● **Goal**:
Set the listing down again exactly, please, apart from its pictures.

● **Record set**:

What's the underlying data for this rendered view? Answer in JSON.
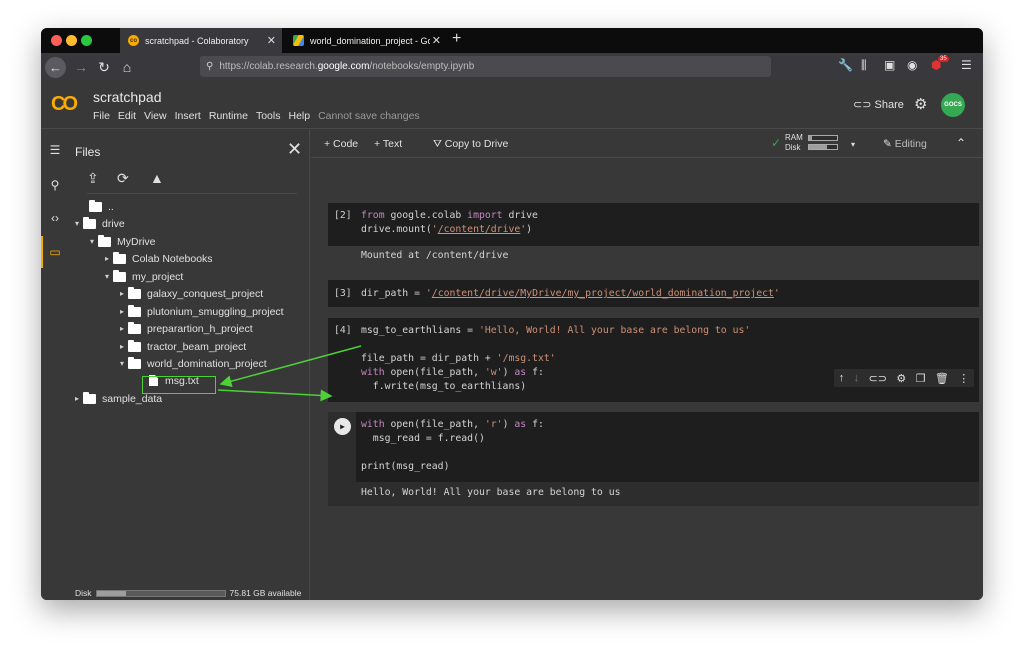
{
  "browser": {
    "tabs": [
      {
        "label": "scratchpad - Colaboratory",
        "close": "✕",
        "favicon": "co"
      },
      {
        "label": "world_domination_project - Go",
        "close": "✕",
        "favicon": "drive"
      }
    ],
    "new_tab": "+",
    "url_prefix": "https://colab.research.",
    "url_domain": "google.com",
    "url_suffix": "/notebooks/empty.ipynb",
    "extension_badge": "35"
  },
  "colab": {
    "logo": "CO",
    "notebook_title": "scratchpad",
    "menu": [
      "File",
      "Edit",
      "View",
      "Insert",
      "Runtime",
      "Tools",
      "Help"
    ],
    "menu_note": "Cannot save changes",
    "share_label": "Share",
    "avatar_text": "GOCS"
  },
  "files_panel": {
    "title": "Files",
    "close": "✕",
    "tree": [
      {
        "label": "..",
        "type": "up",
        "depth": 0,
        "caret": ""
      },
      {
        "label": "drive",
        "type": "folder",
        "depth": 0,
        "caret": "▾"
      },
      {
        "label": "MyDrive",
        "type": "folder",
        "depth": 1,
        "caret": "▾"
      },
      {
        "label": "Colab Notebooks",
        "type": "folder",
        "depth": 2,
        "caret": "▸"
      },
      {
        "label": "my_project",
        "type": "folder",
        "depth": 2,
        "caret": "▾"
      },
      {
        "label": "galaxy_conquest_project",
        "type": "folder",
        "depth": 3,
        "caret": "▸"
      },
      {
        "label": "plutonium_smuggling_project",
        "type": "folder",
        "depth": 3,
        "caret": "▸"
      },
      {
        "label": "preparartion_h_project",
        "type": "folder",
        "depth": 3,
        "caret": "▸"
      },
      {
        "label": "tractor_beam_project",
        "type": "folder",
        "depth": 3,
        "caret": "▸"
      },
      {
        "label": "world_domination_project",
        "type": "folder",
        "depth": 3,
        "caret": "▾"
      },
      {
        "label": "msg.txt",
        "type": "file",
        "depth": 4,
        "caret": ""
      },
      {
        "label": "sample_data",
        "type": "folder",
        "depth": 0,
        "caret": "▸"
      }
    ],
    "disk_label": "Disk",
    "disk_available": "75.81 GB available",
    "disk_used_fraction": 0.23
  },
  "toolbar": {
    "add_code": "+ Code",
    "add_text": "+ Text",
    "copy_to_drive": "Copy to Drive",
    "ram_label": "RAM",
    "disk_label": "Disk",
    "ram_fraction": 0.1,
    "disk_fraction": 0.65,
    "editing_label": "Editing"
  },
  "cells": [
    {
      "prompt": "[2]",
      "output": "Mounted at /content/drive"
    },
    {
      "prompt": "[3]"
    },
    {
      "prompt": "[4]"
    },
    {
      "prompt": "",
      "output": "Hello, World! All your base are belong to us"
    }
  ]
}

● **Result of the task**:
What's the underlying data for this rendered view? Answer in JSON.
{
  "browser": {
    "tabs": [
      {
        "label": "scratchpad - Colaboratory",
        "close": "✕",
        "favicon": "co"
      },
      {
        "label": "world_domination_project - Go",
        "close": "✕",
        "favicon": "drive"
      }
    ],
    "new_tab": "+",
    "url_prefix": "https://colab.research.",
    "url_domain": "google.com",
    "url_suffix": "/notebooks/empty.ipynb",
    "extension_badge": "35"
  },
  "colab": {
    "logo": "CO",
    "notebook_title": "scratchpad",
    "menu": [
      "File",
      "Edit",
      "View",
      "Insert",
      "Runtime",
      "Tools",
      "Help"
    ],
    "menu_note": "Cannot save changes",
    "share_label": "Share",
    "avatar_text": "GOCS"
  },
  "files_panel": {
    "title": "Files",
    "close": "✕",
    "tree": [
      {
        "label": "..",
        "type": "up",
        "depth": 0,
        "caret": ""
      },
      {
        "label": "drive",
        "type": "folder",
        "depth": 0,
        "caret": "▾"
      },
      {
        "label": "MyDrive",
        "type": "folder",
        "depth": 1,
        "caret": "▾"
      },
      {
        "label": "Colab Notebooks",
        "type": "folder",
        "depth": 2,
        "caret": "▸"
      },
      {
        "label": "my_project",
        "type": "folder",
        "depth": 2,
        "caret": "▾"
      },
      {
        "label": "galaxy_conquest_project",
        "type": "folder",
        "depth": 3,
        "caret": "▸"
      },
      {
        "label": "plutonium_smuggling_project",
        "type": "folder",
        "depth": 3,
        "caret": "▸"
      },
      {
        "label": "preparartion_h_project",
        "type": "folder",
        "depth": 3,
        "caret": "▸"
      },
      {
        "label": "tractor_beam_project",
        "type": "folder",
        "depth": 3,
        "caret": "▸"
      },
      {
        "label": "world_domination_project",
        "type": "folder",
        "depth": 3,
        "caret": "▾"
      },
      {
        "label": "msg.txt",
        "type": "file",
        "depth": 4,
        "caret": ""
      },
      {
        "label": "sample_data",
        "type": "folder",
        "depth": 0,
        "caret": "▸"
      }
    ],
    "disk_label": "Disk",
    "disk_available": "75.81 GB available",
    "disk_used_fraction": 0.23
  },
  "toolbar": {
    "add_code": "+ Code",
    "add_text": "+ Text",
    "copy_to_drive": "Copy to Drive",
    "ram_label": "RAM",
    "disk_label": "Disk",
    "ram_fraction": 0.1,
    "disk_fraction": 0.65,
    "editing_label": "Editing"
  },
  "cells": [
    {
      "prompt": "[2]",
      "output": "Mounted at /content/drive"
    },
    {
      "prompt": "[3]"
    },
    {
      "prompt": "[4]"
    },
    {
      "prompt": "",
      "output": "Hello, World! All your base are belong to us"
    }
  ]
}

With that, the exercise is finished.